Data provided:
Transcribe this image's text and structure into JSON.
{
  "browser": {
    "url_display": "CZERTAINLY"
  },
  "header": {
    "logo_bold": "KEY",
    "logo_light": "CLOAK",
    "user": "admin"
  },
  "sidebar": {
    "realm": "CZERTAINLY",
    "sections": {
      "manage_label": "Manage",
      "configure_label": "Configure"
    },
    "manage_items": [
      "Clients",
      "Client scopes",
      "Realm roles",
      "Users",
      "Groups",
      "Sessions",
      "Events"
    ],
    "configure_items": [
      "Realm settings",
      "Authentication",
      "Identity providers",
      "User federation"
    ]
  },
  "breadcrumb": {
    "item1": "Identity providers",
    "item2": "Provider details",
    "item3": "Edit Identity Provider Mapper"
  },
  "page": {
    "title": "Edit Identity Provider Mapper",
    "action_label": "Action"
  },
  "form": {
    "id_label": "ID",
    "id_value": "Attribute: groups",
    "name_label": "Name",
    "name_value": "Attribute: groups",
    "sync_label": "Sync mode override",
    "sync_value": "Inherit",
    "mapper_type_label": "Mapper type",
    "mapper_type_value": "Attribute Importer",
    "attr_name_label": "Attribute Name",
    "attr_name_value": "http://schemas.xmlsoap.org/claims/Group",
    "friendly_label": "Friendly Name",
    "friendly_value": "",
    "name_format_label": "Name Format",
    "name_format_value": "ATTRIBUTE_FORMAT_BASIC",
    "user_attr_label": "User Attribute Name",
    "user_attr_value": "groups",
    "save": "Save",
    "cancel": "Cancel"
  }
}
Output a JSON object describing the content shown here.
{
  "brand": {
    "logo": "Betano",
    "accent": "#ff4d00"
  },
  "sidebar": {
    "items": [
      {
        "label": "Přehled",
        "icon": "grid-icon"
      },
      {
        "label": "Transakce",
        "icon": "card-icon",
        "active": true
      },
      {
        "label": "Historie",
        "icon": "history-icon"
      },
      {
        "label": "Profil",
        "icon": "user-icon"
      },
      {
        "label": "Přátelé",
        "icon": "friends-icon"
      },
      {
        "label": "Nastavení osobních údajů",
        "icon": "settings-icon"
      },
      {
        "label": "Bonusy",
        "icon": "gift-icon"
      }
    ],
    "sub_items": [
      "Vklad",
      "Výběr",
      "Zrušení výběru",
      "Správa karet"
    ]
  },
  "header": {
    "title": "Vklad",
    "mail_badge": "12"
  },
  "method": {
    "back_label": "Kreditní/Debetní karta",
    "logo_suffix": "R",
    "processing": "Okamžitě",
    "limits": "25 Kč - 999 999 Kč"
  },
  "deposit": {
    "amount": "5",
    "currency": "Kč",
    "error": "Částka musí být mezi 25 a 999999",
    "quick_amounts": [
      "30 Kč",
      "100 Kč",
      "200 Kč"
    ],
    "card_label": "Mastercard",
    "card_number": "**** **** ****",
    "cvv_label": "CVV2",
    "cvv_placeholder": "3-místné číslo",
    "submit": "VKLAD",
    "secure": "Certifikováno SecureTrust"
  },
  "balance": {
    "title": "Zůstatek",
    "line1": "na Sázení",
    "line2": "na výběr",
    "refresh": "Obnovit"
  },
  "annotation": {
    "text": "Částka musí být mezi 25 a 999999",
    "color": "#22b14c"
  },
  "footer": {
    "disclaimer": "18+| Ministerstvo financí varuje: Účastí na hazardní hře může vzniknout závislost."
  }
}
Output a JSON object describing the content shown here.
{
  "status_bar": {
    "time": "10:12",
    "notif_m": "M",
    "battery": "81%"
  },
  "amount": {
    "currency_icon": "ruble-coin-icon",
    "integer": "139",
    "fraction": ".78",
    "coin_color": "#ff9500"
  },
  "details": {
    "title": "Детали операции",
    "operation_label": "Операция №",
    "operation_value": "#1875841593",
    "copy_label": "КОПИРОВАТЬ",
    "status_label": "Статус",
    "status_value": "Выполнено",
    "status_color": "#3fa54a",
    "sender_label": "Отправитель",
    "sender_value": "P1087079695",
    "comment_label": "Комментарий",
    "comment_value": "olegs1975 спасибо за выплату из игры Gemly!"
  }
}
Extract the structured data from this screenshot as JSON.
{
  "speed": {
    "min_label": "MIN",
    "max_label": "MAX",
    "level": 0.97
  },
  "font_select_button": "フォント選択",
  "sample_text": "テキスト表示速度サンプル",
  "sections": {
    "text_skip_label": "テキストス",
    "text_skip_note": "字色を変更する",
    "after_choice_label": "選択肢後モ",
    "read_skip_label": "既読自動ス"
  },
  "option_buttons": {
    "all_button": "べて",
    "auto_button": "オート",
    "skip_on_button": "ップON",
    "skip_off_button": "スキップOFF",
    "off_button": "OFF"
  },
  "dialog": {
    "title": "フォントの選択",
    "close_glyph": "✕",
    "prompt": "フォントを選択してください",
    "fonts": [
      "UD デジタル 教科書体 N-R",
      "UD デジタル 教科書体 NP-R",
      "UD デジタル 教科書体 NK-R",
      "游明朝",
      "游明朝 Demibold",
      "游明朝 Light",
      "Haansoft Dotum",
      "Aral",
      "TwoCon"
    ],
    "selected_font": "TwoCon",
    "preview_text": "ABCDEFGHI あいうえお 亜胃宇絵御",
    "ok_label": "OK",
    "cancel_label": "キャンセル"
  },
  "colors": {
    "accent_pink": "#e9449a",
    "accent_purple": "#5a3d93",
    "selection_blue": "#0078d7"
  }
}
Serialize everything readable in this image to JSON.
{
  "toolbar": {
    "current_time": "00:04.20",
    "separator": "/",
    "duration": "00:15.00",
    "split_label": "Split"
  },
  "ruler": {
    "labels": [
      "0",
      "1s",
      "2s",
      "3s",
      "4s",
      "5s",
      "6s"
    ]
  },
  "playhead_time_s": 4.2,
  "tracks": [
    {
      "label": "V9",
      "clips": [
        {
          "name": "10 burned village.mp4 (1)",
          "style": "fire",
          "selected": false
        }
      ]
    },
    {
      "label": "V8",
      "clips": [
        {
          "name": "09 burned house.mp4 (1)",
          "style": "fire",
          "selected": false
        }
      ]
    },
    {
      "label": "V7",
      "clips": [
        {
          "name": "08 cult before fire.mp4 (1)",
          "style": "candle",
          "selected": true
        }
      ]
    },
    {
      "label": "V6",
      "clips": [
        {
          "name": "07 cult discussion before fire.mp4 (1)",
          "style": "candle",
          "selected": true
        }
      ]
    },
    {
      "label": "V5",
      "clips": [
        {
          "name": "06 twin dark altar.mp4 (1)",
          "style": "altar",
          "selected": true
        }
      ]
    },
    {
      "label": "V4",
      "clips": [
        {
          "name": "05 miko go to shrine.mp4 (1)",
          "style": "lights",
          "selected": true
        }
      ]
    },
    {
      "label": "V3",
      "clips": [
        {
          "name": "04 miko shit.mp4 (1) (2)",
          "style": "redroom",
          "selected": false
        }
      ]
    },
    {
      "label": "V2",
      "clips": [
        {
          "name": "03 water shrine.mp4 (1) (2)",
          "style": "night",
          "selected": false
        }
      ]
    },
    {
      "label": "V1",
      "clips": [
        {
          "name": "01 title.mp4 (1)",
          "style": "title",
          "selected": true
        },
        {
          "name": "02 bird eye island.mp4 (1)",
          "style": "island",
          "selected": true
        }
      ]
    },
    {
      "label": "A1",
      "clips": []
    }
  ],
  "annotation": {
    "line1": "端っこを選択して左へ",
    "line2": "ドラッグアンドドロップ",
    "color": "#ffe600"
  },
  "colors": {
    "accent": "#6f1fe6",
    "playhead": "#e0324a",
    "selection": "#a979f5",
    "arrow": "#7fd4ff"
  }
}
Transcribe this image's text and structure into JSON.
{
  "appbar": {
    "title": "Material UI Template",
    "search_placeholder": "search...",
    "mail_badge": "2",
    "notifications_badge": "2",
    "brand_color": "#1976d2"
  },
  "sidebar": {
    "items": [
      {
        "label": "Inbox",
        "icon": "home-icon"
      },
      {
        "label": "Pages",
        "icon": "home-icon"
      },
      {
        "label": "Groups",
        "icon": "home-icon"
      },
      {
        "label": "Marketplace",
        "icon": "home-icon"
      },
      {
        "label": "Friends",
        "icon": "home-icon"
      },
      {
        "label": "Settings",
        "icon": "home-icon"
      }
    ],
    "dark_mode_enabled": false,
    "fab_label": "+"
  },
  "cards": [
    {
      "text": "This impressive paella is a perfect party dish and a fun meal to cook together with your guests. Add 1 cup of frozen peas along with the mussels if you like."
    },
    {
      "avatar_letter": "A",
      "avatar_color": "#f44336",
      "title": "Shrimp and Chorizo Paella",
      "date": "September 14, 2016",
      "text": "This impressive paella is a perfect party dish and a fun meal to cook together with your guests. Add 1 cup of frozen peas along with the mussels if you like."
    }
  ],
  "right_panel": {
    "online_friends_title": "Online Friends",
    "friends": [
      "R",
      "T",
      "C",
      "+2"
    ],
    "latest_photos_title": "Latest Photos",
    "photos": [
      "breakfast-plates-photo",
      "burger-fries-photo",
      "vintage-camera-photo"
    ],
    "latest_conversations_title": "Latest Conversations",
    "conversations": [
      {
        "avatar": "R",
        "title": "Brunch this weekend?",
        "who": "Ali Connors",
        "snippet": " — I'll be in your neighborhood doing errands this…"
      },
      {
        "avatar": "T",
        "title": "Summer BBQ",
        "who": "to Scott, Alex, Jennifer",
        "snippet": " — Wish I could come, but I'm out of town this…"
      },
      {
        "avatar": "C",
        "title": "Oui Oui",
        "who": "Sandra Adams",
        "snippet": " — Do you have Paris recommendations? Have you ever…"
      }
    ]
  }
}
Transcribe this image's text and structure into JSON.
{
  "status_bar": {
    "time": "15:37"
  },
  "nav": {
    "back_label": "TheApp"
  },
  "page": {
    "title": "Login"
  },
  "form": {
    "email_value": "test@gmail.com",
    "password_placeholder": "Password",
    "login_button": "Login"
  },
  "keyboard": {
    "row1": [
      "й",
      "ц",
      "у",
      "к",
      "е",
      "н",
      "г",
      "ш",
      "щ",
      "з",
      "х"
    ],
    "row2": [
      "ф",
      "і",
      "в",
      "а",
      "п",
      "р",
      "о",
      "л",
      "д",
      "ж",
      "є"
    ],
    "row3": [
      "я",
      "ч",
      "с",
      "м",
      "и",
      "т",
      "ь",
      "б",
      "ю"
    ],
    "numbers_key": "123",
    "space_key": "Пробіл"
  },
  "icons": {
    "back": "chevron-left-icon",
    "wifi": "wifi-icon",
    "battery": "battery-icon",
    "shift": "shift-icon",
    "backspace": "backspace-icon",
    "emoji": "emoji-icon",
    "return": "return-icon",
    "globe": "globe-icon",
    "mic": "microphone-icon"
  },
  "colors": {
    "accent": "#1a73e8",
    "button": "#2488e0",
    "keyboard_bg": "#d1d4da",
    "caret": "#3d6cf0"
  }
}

Short problem:
In the lines above, locate the string "Latest". Copy every line where it occurs.

Answer to the task:
    "latest_photos_title": "Latest Photos",
    "latest_conversations_title": "Latest Conversations",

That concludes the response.